**AZIONE RICHIESTA**
Nel testo sugli Emirati Arabi Uniti, indica per favore in quale anno il Servizio di azione esterna europeo (EEAS) ha firmato un trattato con il ministro degli affari esteri degli Emirati.

Gli Emirati hanno un’influenza considerevole nel Paese nord africano, non senza controversie a livello internazionale. Nel report del marzo 2021 il Panel di esperti sulla Libia delle Nazioni Unite mostra come gli EAU siano stati coinvolti nell’invio di mezzi ed equipaggiamento militare, violando così l’embargo ONU, per supportare l’avanzata del generale Haftar durante la guerra iniziata nel 2019 tra le forze dell’est comandate dal signore della guerra e l’esercito del Governo di unità nazionale (GNU nell’acronimo inglese). L’avanzata dell’armata di Haftar è stata possibile grazie anche agli attacchi di droni inviati dagli Emirati, prima di essere poi fermata grazie all’intervento turco a sostegno dell’ovest. Allo stesso tempo, gli Emirati sono stati uno dei punti da cui sono partiti i voli che hanno portato i mercenari russi del gruppo Wagner in Libia: i mercenari sono ancora attivi nella regione e permettono ad Haftar di controllare luoghi strategici come aeroporti e i pozzi petroliferi di al-Wafa e al-Fargh, tra i più produttivi del Paese. Solo di recente, dal 2022, gli Emirati hanno adottato una politica meno interventista e più di dialogo con la Libia, togliendo parte del supporto ad Haftar e favorendo anche il GNU capeggiato da Abdul Hamid al-Dbeibeh, così da porsi come forza in grado di influenzare le politiche interne libiche. 

Con gli Emirati Arabi Uniti, l’Unione Europea e l’Italia tempo tessono già da relazioni in quei campi che sono diventati di maggiore attualità negli ultimi mesi: energia, democrazia e migrazione. Nel 2018, il Servizio di azione esterna europeo (EEAS) ha firmato un trattato con il ministro degli affari esteri degli Emirati, per cooperare nel settore economico, di transizione energetica, sicurezza e assistenza umanitaria. Lo scorso marzo, Giorgia Meloni ha incontrato ad Abu Dhabi lo sceicco Mohamed bin Zayed Al Nahyan, presidente degli Emirati. Nell’occasione, sono stati discussi accordi energetici insieme ad Eni e la Presidente del consiglio italiana ha affermato che gli Emirati sono un partner strategico nello scacchiere del Nord Africa, con un focus sulla Libia. 

“Responsabilità condivise”

Nonostante il modo in cui il Paese del Golfo tratta i migranti e il controverso ruolo che gioca in Libia, le relazioni tra gli Emirati e l’Unione Europea proseguono. Dal trattato di cooperazione siglato nel 2018 si parla di affrontare il problema della migrazione adottando il principio di “responsabilità condivise”, ma come? Mettendo da parte i casi libici e turchi più noti, Serbia e Iraq potrebbero essere due esempi cui guardare. Nell’estate del 2021, l’Unione Europea ebbe diversi scambi diplomatici con l’Iraq per limitare il numero di voli che partivano per la Bielorussia di Lukashenko, arrivando anche a minacciare di limitare i visti per i cittadini iracheni. Nell’ottobre dello scorso anno invece, la Serbia ha subito pressioni da parte dell’Ue affinché introducesse il sistema dei visti per i Paesi da cui provengono buona parte dei migranti diretti nell’area Schengen. Nel caso degli Emirati per ora sembra prevalere la tendenza ad un accordo, soprattutto se si pensa che il 21 aprile scorso Luigi di Maio è stato nominatoinviato speciale dell’Unione Europea nei Paesi del Golfo, ruolo finora mai esistito in UE, per occuparsi principalmente di sicurezza ed energia. E, in Europa, si sa: sicurezza fa rima con migrazione.

**Dati di rilevamento del layout dei documenti**
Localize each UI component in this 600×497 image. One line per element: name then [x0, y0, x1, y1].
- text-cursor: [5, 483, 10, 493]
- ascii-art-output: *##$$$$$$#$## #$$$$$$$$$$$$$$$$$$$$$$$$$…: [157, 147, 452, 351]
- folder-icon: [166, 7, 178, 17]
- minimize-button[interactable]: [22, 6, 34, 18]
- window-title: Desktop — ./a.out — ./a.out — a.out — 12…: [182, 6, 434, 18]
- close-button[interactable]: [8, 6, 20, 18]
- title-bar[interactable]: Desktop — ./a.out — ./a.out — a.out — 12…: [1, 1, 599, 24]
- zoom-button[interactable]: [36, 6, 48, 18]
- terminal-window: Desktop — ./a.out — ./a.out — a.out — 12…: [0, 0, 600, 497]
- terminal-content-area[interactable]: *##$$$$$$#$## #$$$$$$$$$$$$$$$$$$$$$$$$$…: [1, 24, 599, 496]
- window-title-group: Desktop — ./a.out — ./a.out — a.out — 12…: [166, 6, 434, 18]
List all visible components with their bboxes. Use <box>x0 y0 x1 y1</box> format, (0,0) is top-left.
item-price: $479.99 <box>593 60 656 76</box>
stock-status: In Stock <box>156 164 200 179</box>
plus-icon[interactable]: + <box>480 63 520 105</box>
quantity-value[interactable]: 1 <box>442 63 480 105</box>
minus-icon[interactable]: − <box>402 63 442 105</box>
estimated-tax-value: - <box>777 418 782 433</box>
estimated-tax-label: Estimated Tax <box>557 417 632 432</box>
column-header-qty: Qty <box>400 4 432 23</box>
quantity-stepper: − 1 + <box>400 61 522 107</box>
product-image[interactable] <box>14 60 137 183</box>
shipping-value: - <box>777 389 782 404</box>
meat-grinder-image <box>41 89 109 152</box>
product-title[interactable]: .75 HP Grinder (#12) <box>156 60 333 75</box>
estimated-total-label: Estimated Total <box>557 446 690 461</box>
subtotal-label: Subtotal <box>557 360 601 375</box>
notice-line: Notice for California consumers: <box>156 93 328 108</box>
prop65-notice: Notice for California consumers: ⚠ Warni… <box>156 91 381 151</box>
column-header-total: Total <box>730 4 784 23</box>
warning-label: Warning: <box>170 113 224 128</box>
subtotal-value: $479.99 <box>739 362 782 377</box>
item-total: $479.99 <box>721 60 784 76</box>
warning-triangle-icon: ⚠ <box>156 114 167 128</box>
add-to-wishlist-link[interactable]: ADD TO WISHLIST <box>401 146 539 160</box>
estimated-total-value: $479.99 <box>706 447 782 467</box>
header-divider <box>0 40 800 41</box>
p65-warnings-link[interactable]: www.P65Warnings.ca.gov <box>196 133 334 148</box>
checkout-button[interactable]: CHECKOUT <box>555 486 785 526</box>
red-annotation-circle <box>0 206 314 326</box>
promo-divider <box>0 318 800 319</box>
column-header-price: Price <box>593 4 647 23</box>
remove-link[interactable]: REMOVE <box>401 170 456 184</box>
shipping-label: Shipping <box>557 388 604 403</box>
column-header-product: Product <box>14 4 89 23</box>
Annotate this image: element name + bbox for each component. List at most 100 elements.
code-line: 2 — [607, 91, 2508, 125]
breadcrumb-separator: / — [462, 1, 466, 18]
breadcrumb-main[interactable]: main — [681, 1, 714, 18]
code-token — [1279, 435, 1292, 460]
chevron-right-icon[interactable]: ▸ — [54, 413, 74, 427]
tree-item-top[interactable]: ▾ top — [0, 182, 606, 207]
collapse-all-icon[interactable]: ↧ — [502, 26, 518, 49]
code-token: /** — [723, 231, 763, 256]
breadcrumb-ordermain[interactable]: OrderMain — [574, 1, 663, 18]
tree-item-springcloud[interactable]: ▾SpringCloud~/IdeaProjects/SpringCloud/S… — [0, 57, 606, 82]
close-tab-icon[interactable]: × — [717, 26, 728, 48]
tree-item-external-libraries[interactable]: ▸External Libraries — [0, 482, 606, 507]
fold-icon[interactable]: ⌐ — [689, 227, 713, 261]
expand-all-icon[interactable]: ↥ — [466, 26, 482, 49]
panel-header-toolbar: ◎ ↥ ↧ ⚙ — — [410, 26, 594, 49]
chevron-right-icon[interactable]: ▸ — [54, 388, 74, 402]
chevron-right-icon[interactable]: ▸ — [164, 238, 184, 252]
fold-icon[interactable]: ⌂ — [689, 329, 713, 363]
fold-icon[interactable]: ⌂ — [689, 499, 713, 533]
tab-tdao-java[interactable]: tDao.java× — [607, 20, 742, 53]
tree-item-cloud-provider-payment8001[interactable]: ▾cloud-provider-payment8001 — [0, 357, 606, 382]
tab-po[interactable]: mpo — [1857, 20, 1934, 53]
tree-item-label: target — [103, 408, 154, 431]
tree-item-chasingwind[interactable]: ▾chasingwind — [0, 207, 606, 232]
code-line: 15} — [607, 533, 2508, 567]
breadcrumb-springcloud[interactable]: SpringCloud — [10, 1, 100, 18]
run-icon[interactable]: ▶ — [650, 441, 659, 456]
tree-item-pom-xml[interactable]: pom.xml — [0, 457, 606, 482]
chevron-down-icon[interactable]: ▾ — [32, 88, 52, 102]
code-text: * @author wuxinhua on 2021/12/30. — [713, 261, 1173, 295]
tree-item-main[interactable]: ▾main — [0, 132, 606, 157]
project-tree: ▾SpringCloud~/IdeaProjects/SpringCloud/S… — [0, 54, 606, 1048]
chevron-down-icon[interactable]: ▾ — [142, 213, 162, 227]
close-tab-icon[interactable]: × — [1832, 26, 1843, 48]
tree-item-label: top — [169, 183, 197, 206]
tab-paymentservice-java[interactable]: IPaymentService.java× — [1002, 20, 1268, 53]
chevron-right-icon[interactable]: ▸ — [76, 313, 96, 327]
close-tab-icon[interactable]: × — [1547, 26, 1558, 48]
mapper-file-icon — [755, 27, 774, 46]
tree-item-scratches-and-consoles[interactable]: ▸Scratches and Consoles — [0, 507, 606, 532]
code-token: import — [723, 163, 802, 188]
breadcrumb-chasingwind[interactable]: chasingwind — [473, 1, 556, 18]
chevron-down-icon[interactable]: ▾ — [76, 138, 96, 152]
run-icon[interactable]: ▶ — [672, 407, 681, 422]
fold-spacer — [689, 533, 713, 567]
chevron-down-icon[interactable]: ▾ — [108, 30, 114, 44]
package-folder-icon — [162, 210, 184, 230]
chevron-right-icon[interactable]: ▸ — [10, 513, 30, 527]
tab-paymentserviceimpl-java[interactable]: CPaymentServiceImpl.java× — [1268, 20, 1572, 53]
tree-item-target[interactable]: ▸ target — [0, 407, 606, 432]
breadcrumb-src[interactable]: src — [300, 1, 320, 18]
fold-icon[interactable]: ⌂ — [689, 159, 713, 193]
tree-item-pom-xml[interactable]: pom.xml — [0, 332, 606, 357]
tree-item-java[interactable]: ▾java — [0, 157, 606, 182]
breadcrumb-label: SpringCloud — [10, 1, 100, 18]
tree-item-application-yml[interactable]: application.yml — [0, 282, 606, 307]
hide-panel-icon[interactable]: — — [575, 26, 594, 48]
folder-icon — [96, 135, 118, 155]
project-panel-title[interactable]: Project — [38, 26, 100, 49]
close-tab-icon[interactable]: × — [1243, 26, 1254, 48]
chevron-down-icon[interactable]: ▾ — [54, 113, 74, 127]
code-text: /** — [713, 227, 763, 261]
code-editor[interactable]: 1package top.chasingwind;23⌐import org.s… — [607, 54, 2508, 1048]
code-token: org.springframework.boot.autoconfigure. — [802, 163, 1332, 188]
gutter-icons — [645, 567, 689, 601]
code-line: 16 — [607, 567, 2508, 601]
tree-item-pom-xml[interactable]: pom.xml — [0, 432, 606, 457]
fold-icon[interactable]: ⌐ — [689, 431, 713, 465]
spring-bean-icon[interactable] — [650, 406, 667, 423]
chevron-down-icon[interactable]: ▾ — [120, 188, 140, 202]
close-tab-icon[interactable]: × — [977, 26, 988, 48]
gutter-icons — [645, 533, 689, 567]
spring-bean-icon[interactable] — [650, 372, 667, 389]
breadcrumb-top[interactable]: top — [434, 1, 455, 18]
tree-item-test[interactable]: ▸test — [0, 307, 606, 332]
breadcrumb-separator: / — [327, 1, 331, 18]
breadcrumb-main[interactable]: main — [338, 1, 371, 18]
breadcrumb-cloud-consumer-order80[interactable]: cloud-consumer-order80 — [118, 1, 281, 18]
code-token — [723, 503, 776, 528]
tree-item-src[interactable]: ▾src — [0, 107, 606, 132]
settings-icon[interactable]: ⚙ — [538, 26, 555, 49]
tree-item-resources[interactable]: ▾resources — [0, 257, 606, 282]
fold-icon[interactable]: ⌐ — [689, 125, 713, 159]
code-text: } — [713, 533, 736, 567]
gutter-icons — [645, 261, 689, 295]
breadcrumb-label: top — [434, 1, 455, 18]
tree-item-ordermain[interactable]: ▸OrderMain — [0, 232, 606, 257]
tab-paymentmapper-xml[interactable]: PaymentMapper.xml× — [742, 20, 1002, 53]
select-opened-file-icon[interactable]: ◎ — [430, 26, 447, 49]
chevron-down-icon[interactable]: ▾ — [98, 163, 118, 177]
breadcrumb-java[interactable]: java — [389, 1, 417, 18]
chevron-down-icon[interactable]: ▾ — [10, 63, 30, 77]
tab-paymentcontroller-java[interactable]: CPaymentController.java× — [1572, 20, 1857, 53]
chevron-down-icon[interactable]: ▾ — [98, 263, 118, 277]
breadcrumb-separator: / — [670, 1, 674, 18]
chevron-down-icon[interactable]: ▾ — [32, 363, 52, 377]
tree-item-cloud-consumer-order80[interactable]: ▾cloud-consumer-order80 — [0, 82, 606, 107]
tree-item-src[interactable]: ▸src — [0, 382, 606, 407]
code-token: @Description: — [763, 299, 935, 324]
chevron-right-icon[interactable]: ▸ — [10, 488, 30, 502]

**RISULTATO DELL'ESERCIZIO**
Nel 2018.